Find each line in the data below that contains the string "tick" and copy it out in full.
___ ENTRIES PROVIDED ___
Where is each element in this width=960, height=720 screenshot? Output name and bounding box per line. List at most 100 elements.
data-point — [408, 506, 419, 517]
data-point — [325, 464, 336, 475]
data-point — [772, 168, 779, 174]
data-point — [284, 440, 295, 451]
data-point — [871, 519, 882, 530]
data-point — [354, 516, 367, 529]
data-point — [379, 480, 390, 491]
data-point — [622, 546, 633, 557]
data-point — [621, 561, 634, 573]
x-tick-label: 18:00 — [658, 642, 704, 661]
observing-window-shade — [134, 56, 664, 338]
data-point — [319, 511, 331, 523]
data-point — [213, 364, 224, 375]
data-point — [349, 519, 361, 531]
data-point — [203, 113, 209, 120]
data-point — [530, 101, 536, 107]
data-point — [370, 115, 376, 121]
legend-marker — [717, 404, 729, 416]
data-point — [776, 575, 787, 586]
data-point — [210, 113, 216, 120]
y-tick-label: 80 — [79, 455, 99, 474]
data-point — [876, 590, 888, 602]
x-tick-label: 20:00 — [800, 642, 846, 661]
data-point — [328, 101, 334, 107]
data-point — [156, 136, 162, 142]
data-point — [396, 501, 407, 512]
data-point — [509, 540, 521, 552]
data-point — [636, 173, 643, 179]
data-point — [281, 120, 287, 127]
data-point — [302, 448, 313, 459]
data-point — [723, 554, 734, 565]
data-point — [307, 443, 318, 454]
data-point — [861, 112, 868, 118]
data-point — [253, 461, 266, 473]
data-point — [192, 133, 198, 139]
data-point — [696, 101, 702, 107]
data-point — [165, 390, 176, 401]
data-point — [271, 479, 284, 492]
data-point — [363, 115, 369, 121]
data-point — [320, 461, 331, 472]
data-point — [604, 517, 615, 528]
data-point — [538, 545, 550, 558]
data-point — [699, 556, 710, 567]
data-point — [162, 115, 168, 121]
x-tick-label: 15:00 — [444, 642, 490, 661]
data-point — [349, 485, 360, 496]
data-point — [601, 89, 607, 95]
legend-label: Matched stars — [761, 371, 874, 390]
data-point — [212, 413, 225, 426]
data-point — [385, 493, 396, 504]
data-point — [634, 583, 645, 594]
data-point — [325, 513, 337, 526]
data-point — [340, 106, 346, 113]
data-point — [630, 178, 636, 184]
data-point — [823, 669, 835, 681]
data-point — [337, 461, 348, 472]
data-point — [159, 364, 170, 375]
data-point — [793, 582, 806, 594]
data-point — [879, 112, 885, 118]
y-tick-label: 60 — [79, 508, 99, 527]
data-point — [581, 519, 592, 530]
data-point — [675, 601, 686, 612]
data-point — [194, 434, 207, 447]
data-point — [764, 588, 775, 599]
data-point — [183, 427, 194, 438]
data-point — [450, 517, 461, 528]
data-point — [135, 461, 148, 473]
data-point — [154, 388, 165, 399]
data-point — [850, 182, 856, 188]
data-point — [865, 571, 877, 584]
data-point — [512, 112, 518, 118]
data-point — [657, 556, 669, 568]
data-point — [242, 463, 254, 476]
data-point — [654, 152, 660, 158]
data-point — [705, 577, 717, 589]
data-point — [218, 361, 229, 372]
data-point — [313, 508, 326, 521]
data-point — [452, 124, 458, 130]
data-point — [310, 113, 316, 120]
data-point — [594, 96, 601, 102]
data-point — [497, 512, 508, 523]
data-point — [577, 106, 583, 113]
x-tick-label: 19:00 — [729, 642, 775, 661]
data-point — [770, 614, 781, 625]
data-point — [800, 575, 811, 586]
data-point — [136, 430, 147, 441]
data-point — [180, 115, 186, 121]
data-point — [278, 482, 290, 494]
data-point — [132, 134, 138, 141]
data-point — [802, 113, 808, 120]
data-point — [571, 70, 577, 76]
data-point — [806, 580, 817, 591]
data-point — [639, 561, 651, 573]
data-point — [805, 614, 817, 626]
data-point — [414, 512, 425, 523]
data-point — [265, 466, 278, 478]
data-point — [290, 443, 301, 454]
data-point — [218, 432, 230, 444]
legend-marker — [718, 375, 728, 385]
___
_TASK SOLUTION_:
x-tick-label: 18:00 — [658, 642, 704, 661]
y-tick-label: 80 — [79, 455, 99, 474]
x-tick-label: 20:00 — [800, 642, 846, 661]
x-tick-label: 15:00 — [444, 642, 490, 661]
y-tick-label: 60 — [79, 508, 99, 527]
x-tick-label: 19:00 — [729, 642, 775, 661]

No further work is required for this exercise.